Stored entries
- - -

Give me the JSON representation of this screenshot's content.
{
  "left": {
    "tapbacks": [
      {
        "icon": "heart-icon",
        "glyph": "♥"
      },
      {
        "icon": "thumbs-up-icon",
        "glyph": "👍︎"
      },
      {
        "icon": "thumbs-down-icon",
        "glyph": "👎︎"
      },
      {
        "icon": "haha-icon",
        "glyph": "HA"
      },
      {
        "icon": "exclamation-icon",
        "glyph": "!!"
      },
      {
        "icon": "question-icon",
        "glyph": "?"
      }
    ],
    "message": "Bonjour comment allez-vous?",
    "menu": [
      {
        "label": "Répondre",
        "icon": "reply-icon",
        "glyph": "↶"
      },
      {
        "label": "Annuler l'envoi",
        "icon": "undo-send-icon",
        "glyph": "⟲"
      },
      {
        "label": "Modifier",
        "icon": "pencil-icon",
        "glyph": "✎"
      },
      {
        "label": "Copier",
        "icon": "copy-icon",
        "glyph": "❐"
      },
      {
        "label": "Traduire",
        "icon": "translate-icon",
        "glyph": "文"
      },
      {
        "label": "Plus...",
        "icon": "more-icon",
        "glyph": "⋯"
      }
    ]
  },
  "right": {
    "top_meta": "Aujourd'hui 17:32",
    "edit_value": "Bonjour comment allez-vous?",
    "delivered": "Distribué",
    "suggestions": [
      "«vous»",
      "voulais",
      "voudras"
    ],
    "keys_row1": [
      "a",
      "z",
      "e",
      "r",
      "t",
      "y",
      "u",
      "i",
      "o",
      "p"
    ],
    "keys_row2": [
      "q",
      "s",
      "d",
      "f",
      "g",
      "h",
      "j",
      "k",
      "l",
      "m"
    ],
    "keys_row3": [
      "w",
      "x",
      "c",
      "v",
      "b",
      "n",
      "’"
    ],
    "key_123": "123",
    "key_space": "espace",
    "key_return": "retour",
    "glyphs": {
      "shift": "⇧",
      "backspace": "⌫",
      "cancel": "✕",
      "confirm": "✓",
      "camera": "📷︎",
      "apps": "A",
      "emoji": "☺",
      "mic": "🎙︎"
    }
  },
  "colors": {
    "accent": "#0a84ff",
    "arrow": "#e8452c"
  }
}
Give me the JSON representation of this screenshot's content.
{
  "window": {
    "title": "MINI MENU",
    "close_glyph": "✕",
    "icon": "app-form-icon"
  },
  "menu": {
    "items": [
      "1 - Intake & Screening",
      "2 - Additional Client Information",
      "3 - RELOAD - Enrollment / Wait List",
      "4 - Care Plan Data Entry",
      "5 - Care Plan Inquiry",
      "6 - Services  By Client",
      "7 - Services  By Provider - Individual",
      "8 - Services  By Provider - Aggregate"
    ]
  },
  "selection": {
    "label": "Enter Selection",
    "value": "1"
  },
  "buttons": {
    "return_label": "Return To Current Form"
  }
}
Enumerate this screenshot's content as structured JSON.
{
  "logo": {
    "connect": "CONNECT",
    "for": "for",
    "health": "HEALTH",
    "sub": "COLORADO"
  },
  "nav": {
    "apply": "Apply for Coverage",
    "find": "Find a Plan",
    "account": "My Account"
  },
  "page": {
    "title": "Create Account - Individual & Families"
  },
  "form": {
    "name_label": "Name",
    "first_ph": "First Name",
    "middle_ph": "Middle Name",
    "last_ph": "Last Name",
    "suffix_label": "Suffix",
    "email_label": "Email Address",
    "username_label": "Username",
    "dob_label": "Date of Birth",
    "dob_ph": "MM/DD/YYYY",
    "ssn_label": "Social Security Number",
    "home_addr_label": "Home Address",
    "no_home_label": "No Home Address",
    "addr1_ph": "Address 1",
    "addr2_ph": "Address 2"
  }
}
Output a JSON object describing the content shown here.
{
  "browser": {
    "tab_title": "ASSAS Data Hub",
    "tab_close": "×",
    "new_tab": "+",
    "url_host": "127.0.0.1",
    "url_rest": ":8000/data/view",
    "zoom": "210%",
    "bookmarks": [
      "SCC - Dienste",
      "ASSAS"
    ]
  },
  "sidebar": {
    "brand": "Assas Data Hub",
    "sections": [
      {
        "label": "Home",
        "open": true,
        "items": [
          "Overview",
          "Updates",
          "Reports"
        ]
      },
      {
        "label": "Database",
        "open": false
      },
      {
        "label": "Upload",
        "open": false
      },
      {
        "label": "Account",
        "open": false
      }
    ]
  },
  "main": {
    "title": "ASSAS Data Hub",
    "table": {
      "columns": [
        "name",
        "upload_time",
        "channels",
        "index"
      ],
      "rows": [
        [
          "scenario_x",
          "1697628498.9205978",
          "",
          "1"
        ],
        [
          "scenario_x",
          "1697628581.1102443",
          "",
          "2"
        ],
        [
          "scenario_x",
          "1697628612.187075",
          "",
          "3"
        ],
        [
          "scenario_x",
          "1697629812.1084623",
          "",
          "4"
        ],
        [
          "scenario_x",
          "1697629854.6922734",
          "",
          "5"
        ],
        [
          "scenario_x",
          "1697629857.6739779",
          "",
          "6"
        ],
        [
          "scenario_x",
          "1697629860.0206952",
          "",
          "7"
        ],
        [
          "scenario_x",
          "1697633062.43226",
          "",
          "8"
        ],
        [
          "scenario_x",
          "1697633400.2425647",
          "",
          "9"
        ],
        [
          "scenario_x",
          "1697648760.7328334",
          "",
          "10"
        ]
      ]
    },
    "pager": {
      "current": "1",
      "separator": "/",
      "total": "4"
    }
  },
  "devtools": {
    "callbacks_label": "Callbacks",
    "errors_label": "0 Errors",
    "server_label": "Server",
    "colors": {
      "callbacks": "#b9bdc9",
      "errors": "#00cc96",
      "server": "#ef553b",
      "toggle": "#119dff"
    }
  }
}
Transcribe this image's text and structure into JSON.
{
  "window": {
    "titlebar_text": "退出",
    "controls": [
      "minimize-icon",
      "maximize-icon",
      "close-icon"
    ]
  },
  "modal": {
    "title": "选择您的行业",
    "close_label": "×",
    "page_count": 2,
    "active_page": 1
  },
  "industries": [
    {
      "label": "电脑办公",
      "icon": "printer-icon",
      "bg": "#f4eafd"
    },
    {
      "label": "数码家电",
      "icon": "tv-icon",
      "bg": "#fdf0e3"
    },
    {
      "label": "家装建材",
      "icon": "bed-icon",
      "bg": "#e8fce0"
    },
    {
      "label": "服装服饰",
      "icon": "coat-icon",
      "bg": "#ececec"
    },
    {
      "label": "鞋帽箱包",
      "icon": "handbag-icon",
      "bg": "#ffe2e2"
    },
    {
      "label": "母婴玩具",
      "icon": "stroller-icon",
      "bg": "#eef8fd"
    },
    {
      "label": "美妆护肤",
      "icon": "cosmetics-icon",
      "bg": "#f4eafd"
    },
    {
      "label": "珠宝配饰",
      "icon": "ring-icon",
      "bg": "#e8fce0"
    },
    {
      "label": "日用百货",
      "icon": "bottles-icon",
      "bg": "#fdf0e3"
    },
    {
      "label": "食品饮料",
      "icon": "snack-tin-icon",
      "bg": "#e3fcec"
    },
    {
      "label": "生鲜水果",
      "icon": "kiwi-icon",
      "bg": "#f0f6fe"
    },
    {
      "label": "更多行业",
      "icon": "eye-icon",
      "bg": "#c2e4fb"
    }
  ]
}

- - -

*What this task involves:* Copy each line above that contains the string "Home".

*Final answer:*
    "home_addr_label": "Home Address",
    "no_home_label": "No Home Address",
        "label": "Home",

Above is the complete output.